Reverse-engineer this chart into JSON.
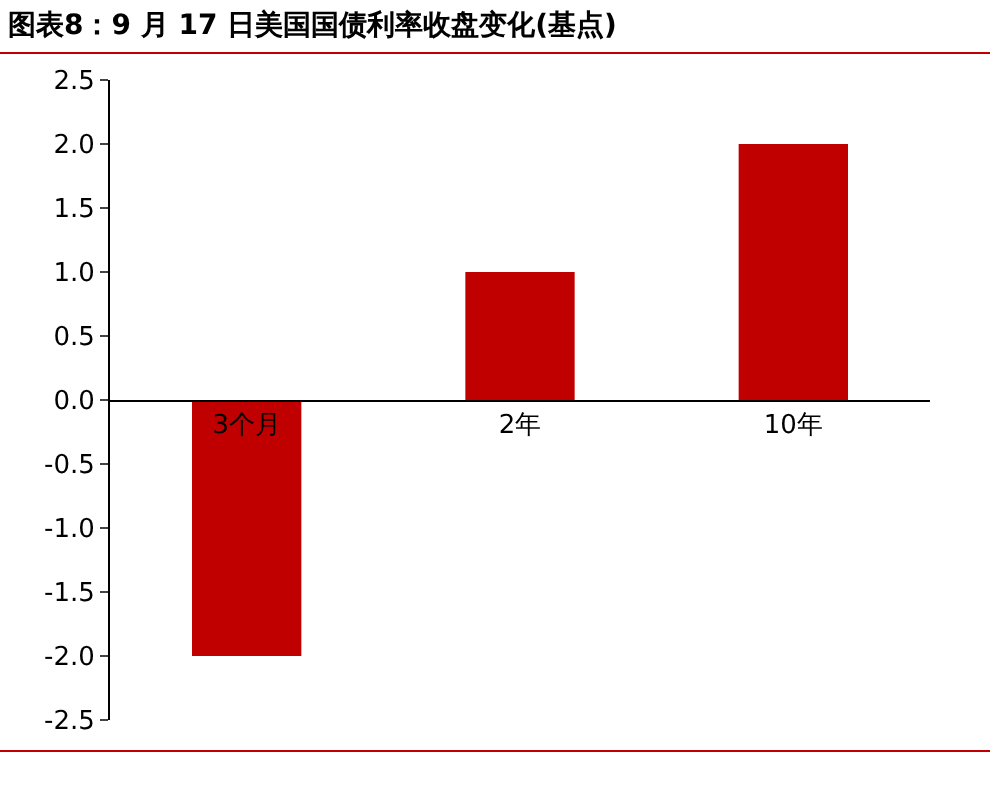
{
  "chart_data": {
    "type": "bar",
    "title": "图表8：9 月 17 日美国国债利率收盘变化(基点)",
    "categories": [
      "3个月",
      "2年",
      "10年"
    ],
    "values": [
      -2,
      1,
      2
    ],
    "color": "#c00000",
    "ylim": [
      -2.5,
      2.5
    ],
    "yticks": [
      2.5,
      {
        "value": 2,
        "label": "2.0"
      },
      1.5,
      {
        "value": 1,
        "label": "1.0"
      },
      0.5,
      {
        "value": 0,
        "label": "0.0"
      },
      -0.5,
      {
        "value": -1,
        "label": "-1.0"
      },
      -1.5,
      {
        "value": -2,
        "label": "-2.0"
      },
      -2.5
    ],
    "grid": false,
    "legend": false
  }
}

****************

#### PROBLEM DESCRIPTION
Give the entries again without a single change, but with no pictures.

#### CORRECT ANSWER
Reverse-engineer this chart into JSON.
{
  "chart_data": {
    "type": "bar",
    "title": "图表8：9 月 17 日美国国债利率收盘变化(基点)",
    "categories": [
      "3个月",
      "2年",
      "10年"
    ],
    "values": [
      -2,
      1,
      2
    ],
    "color": "#c00000",
    "ylim": [
      -2.5,
      2.5
    ],
    "yticks": [
      2.5,
      {
        "value": 2,
        "label": "2.0"
      },
      1.5,
      {
        "value": 1,
        "label": "1.0"
      },
      0.5,
      {
        "value": 0,
        "label": "0.0"
      },
      -0.5,
      {
        "value": -1,
        "label": "-1.0"
      },
      -1.5,
      {
        "value": -2,
        "label": "-2.0"
      },
      -2.5
    ],
    "grid": false,
    "legend": false
  }
}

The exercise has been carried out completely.